_Stated task_. Read the records below. Copy each line where the string "NAME" occurs.

>> start Material for this task

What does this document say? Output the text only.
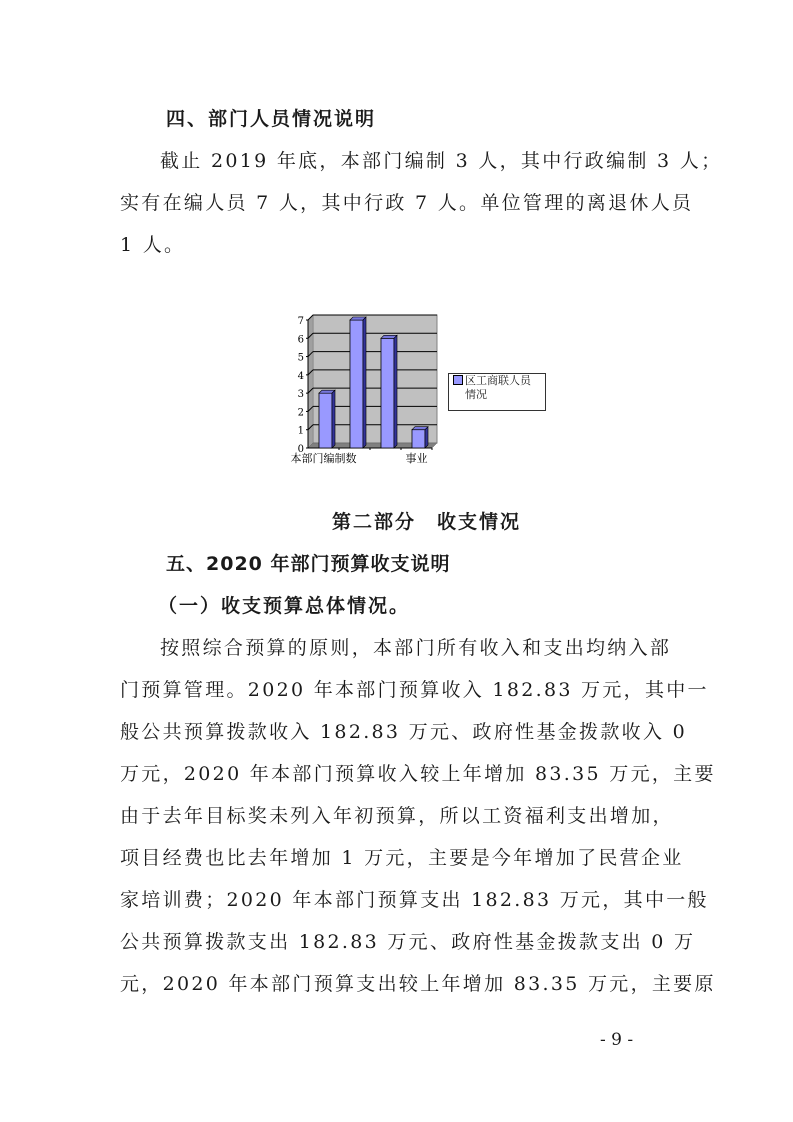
四、部门人员情况说明
截止 2019 年底，本部门编制 3 人，其中行政编制 3 人；
实有在编人员 7 人，其中行政 7 人。单位管理的离退休人员
1 人。
0
1
2
3
4
5
6
7
本部门编制数	事业
区工商联人员
情况
第二部分　收支情况
五、2020 年部门预算收支说明
（一）收支预算总体情况。
按照综合预算的原则，本部门所有收入和支出均纳入部
门预算管理。2020 年本部门预算收入 182.83 万元，其中一
般公共预算拨款收入 182.83 万元、政府性基金拨款收入 0
万元，2020 年本部门预算收入较上年增加 83.35 万元，主要
由于去年目标奖未列入年初预算，所以工资福利支出增加，
项目经费也比去年增加 1 万元，主要是今年增加了民营企业
家培训费；2020 年本部门预算支出 182.83 万元，其中一般
公共预算拨款支出 182.83 万元、政府性基金拨款支出 0 万
元，2020 年本部门预算支出较上年增加 83.35 万元，主要原
- 9 -
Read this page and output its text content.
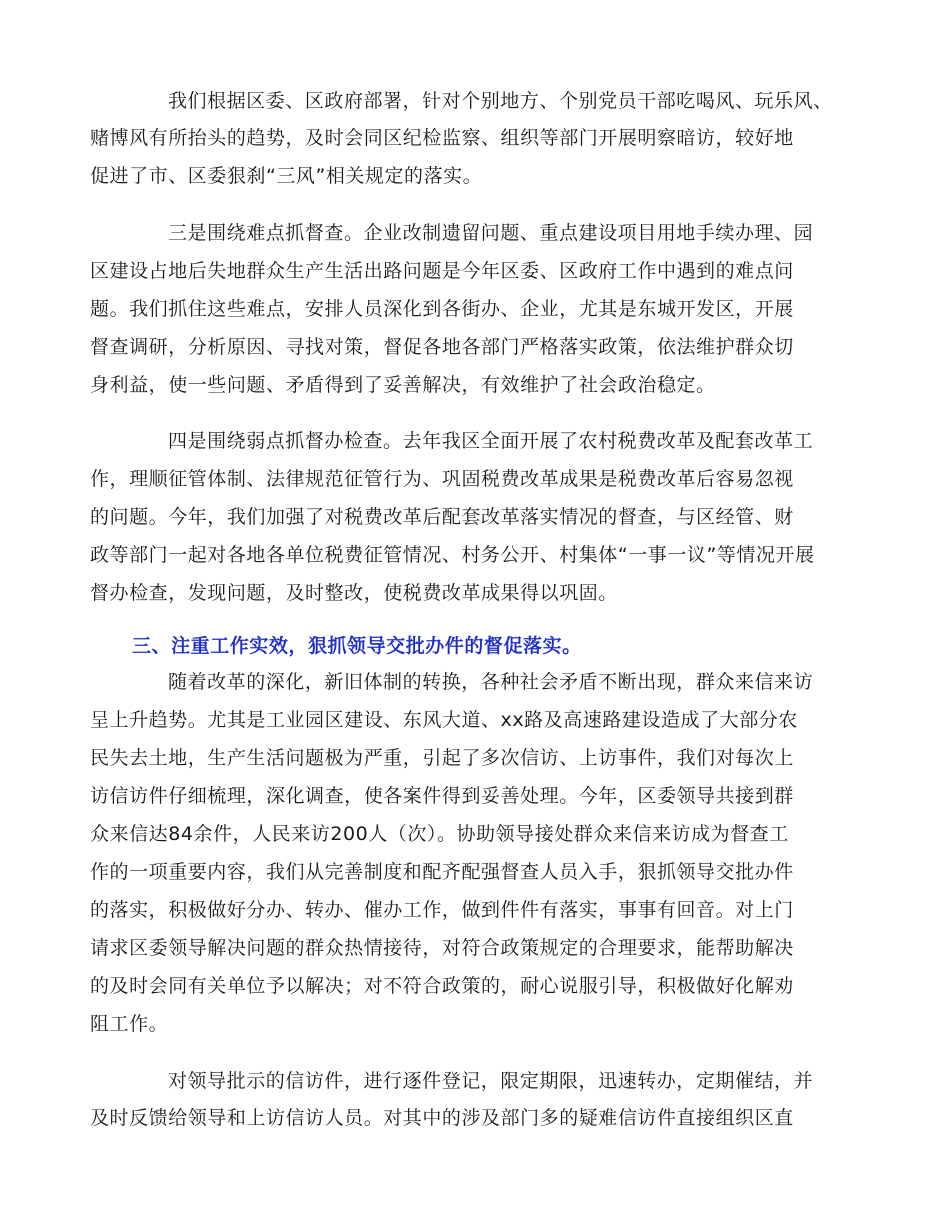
我们根据区委、区政府部署，针对个别地方、个别党员干部吃喝风、玩乐风、
赌博风有所抬头的趋势，及时会同区纪检监察、组织等部门开展明察暗访，较好地
促进了市、区委狠刹“三风”相关规定的落实。
三是围绕难点抓督查。企业改制遗留问题、重点建设项目用地手续办理、园
区建设占地后失地群众生产生活出路问题是今年区委、区政府工作中遇到的难点问
题。我们抓住这些难点，安排人员深化到各街办、企业，尤其是东城开发区，开展
督查调研，分析原因、寻找对策，督促各地各部门严格落实政策，依法维护群众切
身利益，使一些问题、矛盾得到了妥善解决，有效维护了社会政治稳定。
四是围绕弱点抓督办检查。去年我区全面开展了农村税费改革及配套改革工
作，理顺征管体制、法律规范征管行为、巩固税费改革成果是税费改革后容易忽视
的问题。今年，我们加强了对税费改革后配套改革落实情况的督查，与区经管、财
政等部门一起对各地各单位税费征管情况、村务公开、村集体“一事一议”等情况开展
督办检查，发现问题，及时整改，使税费改革成果得以巩固。
三、注重工作实效，狠抓领导交批办件的督促落实。
随着改革的深化，新旧体制的转换，各种社会矛盾不断出现，群众来信来访
呈上升趋势。尤其是工业园区建设、东风大道、xx路及高速路建设造成了大部分农
民失去土地，生产生活问题极为严重，引起了多次信访、上访事件，我们对每次上
访信访件仔细梳理，深化调查，使各案件得到妥善处理。今年，区委领导共接到群
众来信达84余件，人民来访200人（次）。协助领导接处群众来信来访成为督查工
作的一项重要内容，我们从完善制度和配齐配强督查人员入手，狠抓领导交批办件
的落实，积极做好分办、转办、催办工作，做到件件有落实，事事有回音。对上门
请求区委领导解决问题的群众热情接待，对符合政策规定的合理要求，能帮助解决
的及时会同有关单位予以解决；对不符合政策的，耐心说服引导，积极做好化解劝
阻工作。
对领导批示的信访件，进行逐件登记，限定期限，迅速转办，定期催结，并
及时反馈给领导和上访信访人员。对其中的涉及部门多的疑难信访件直接组织区直
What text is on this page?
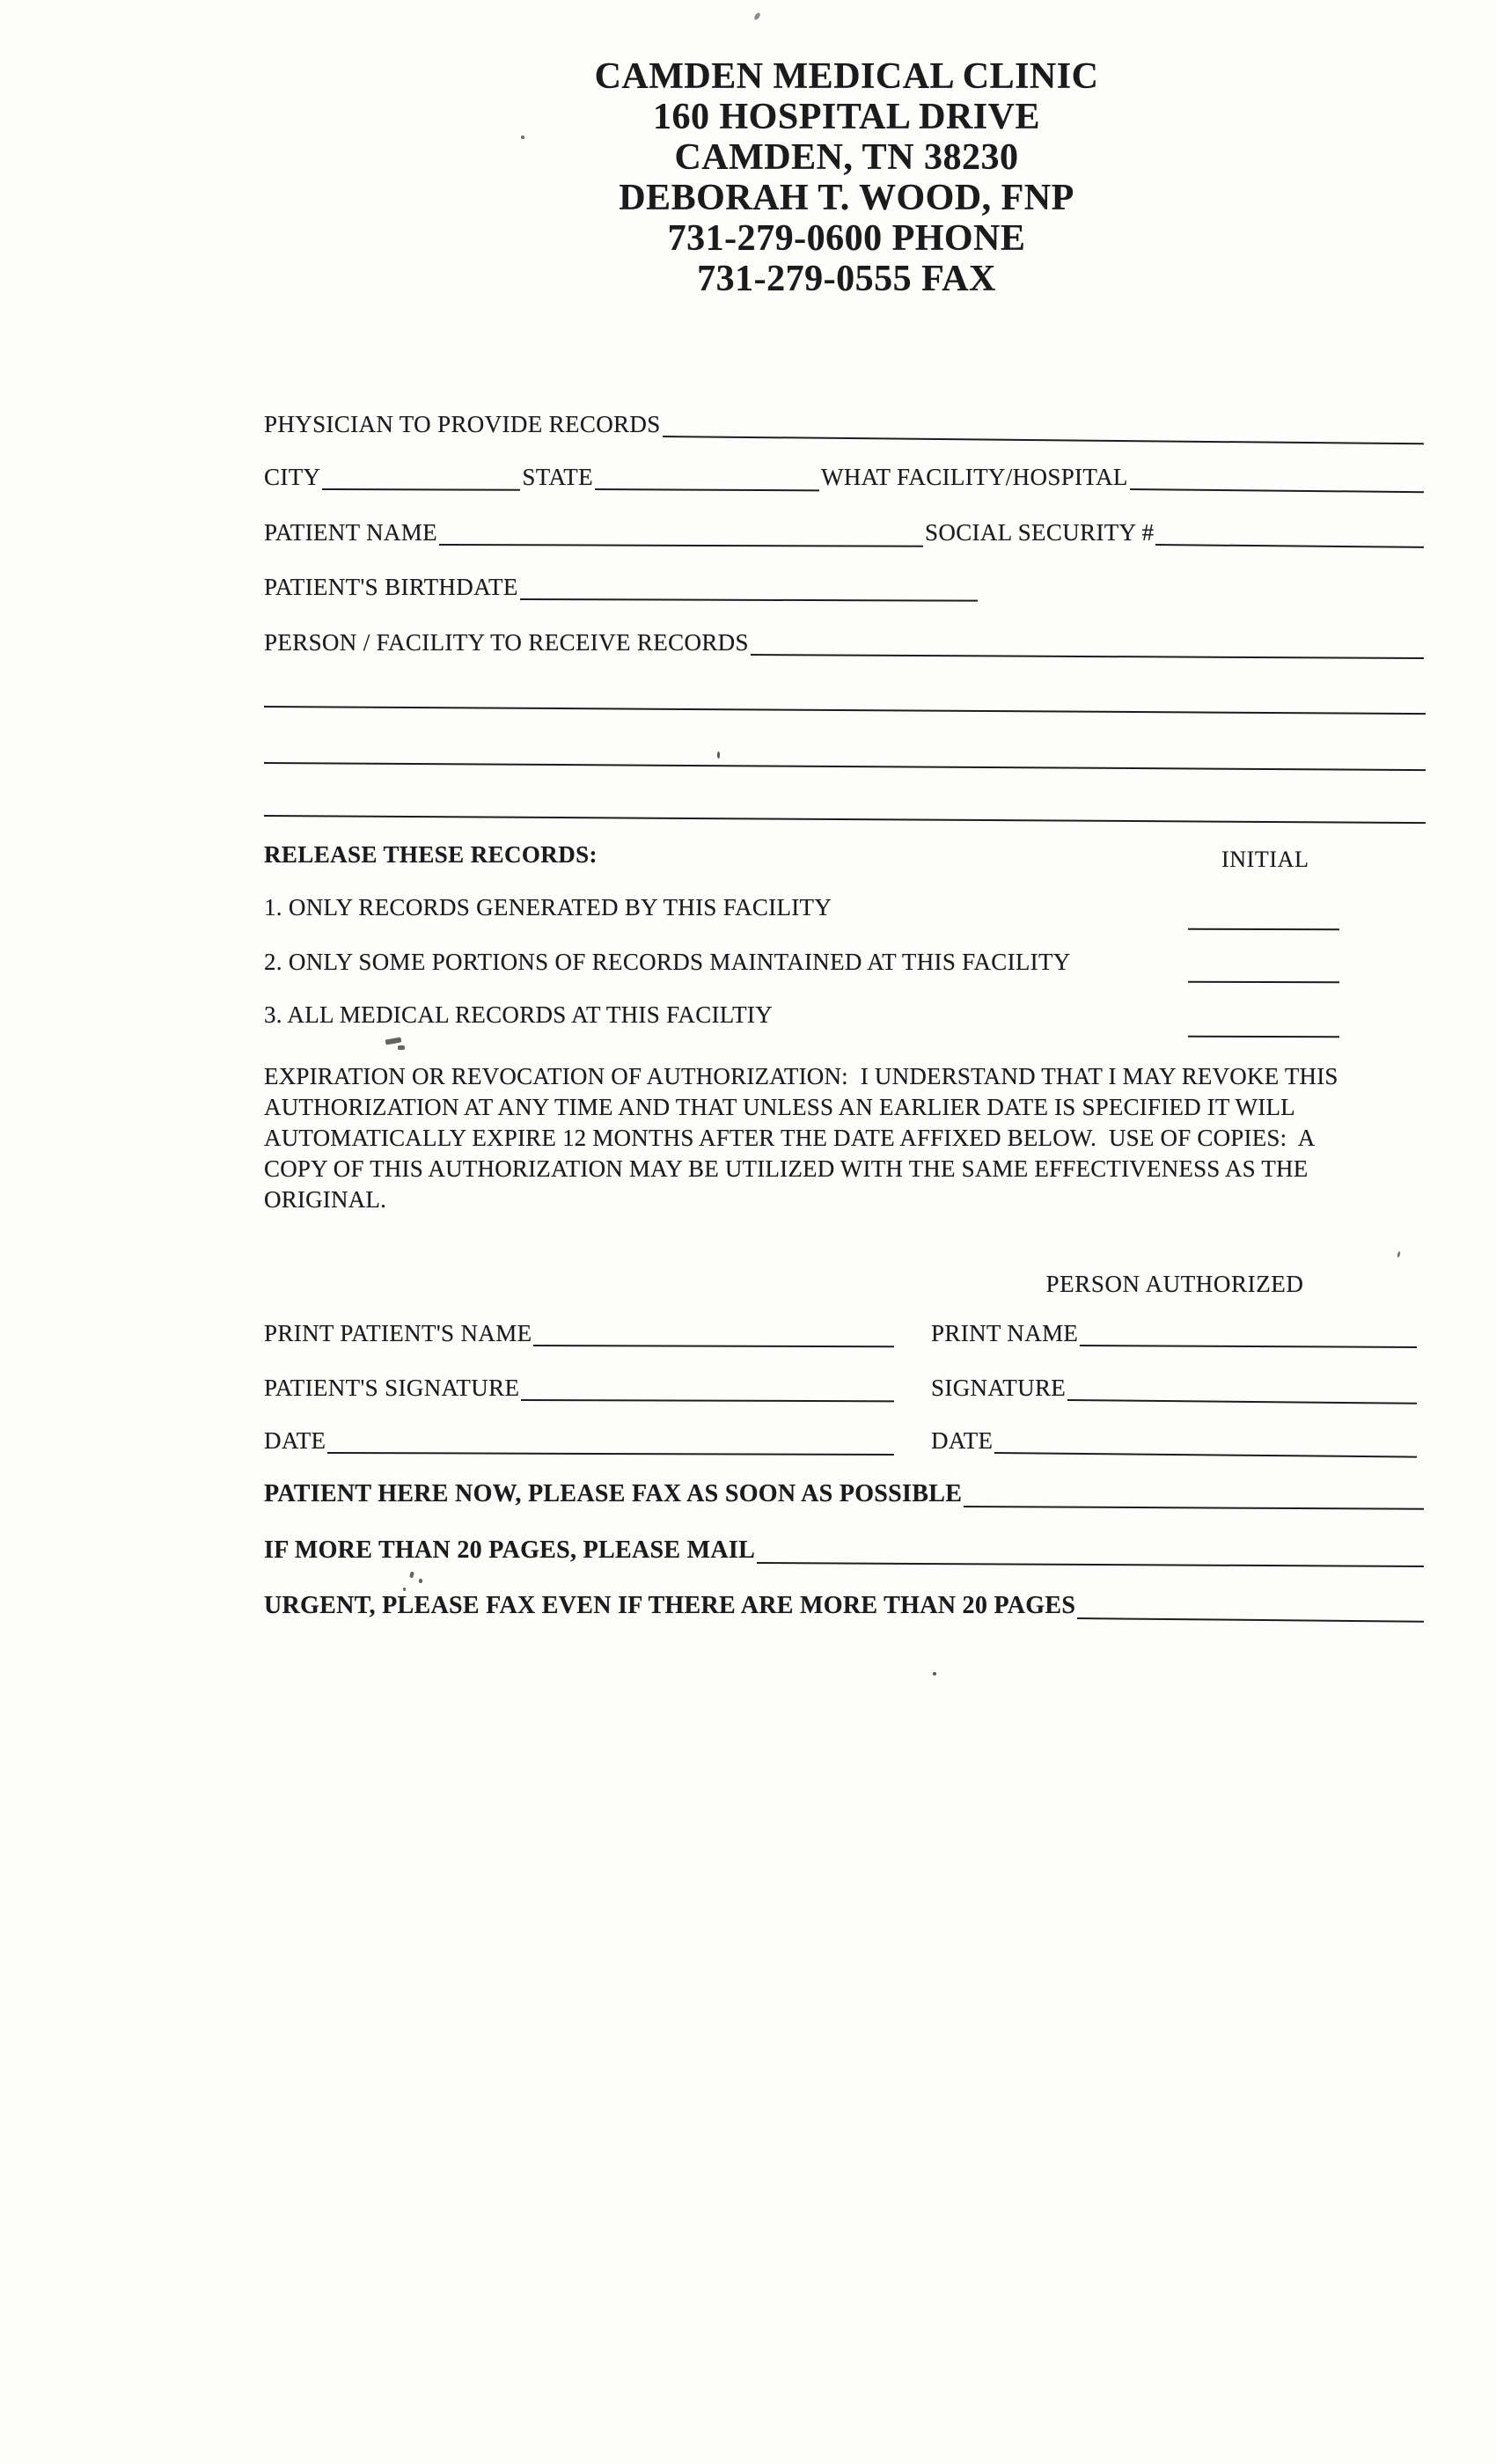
CAMDEN MEDICAL CLINIC
160 HOSPITAL DRIVE
CAMDEN, TN 38230
DEBORAH T. WOOD, FNP
731-279-0600 PHONE
731-279-0555 FAX
PHYSICIAN TO PROVIDE RECORDS
CITY	STATE	WHAT FACILITY/HOSPITAL
PATIENT NAME	SOCIAL SECURITY #
PATIENT'S BIRTHDATE
PERSON / FACILITY TO RECEIVE RECORDS
RELEASE THESE RECORDS:	INITIAL
1. ONLY RECORDS GENERATED BY THIS FACILITY
2. ONLY SOME PORTIONS OF RECORDS MAINTAINED AT THIS FACILITY
3. ALL MEDICAL RECORDS AT THIS FACILTIY
EXPIRATION OR REVOCATION OF AUTHORIZATION:  I UNDERSTAND THAT I MAY REVOKE THIS
AUTHORIZATION AT ANY TIME AND THAT UNLESS AN EARLIER DATE IS SPECIFIED IT WILL
AUTOMATICALLY EXPIRE 12 MONTHS AFTER THE DATE AFFIXED BELOW.  USE OF COPIES:  A
COPY OF THIS AUTHORIZATION MAY BE UTILIZED WITH THE SAME EFFECTIVENESS AS THE
ORIGINAL.
PERSON AUTHORIZED
PRINT PATIENT'S NAME	PRINT NAME
PATIENT'S SIGNATURE	SIGNATURE
DATE	DATE
PATIENT HERE NOW, PLEASE FAX AS SOON AS POSSIBLE
IF MORE THAN 20 PAGES, PLEASE MAIL
URGENT, PLEASE FAX EVEN IF THERE ARE MORE THAN 20 PAGES
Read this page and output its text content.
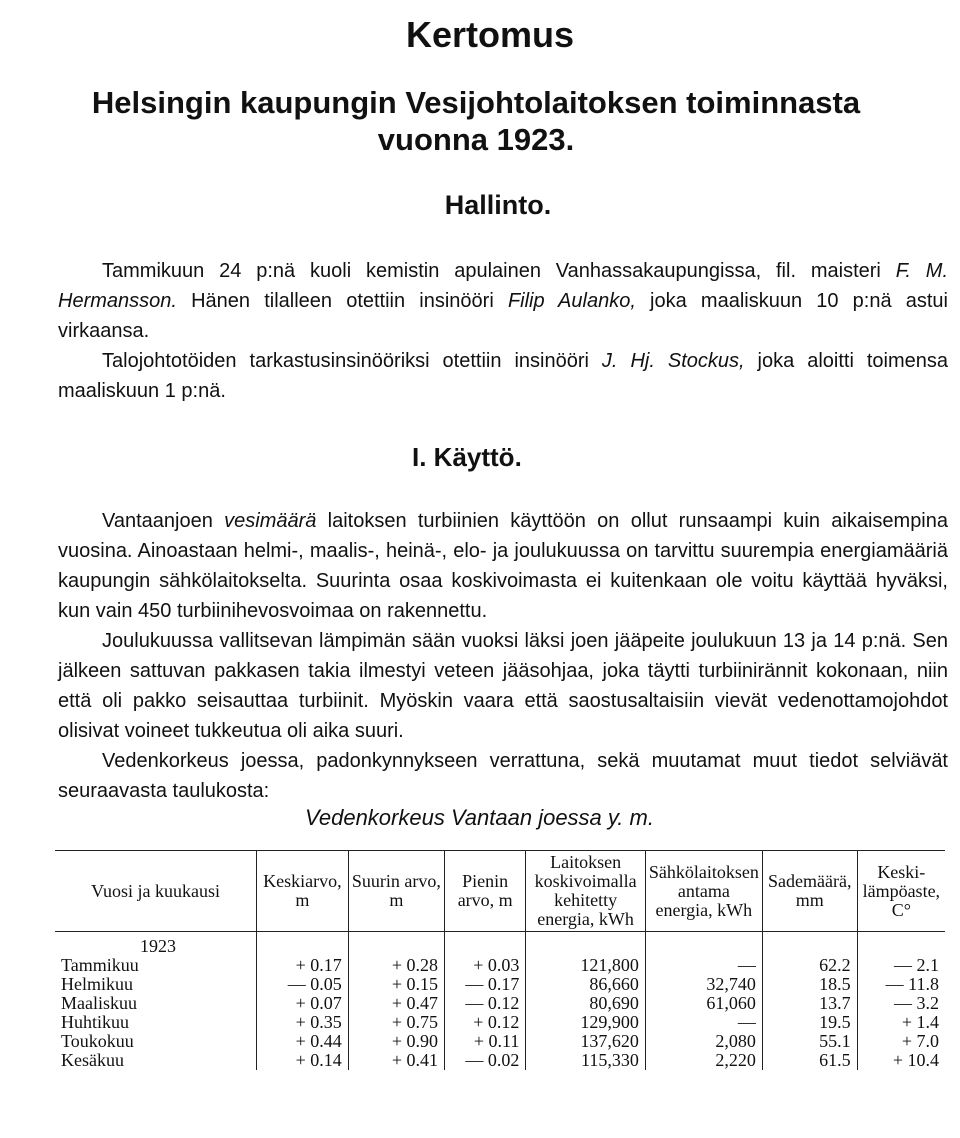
Kertomus
Helsingin kaupungin Vesijohtolaitoksen toiminnasta
vuonna 1923.
Hallinto.

Tammikuun 24 p:nä kuoli kemistin apulainen Vanhassakaupungissa, fil. maisteri F. M. Hermansson. Hänen tilalleen otettiin insinööri Filip Aulanko, joka maaliskuun 10 p:nä astui virkaansa.

Talojohtotöiden tarkastusinsinööriksi otettiin insinööri J. Hj. Stockus, joka aloitti toimensa maaliskuun 1 p:nä.

I. Käyttö.

Vantaanjoen vesimäärä laitoksen turbiinien käyttöön on ollut runsaampi kuin aikaisempina vuosina. Ainoastaan helmi-, maalis-, heinä-, elo- ja joulukuussa on tarvittu suurempia energiamääriä kaupungin sähkölaitokselta. Suurinta osaa koskivoimasta ei kuitenkaan ole voitu käyttää hyväksi, kun vain 450 turbiinihevosvoimaa on rakennettu.

Joulukuussa vallitsevan lämpimän sään vuoksi läksi joen jääpeite joulukuun 13 ja 14 p:nä. Sen jälkeen sattuvan pakkasen takia ilmestyi veteen jääsohjaa, joka täytti turbiinirännit kokonaan, niin että oli pakko seisauttaa turbiinit. Myöskin vaara että saostusaltaisiin vievät vedenottamojohdot olisivat voineet tukkeutua oli aika suuri.

Vedenkorkeus joessa, padonkynnykseen verrattuna, sekä muutamat muut tiedot selviävät seuraavasta taulukosta:

Vedenkorkeus Vantaan joessa y. m.
Vuosi ja kuukausi	Keskiarvo, m	Suurin arvo, m	Pienin arvo, m	Laitoksen koskivoimalla kehitetty energia, kWh	Sähkölaitoksen antama energia, kWh	Sademäärä, mm	Keski-lämpöaste, C°
1923							
Tammikuu	+ 0.17	+ 0.28	+ 0.03	121,800	—	62.2	— 2.1
Helmikuu	— 0.05	+ 0.15	— 0.17	86,660	32,740	18.5	— 11.8
Maaliskuu	+ 0.07	+ 0.47	— 0.12	80,690	61,060	13.7	— 3.2
Huhtikuu	+ 0.35	+ 0.75	+ 0.12	129,900	—	19.5	+ 1.4
Toukokuu	+ 0.44	+ 0.90	+ 0.11	137,620	2,080	55.1	+ 7.0
Kesäkuu	+ 0.14	+ 0.41	— 0.02	115,330	2,220	61.5	+ 10.4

>> end Material for this task

_Written answer_.
PATIENT NAME	SOCIAL SECURITY #
PRINT PATIENT'S NAME	PRINT NAME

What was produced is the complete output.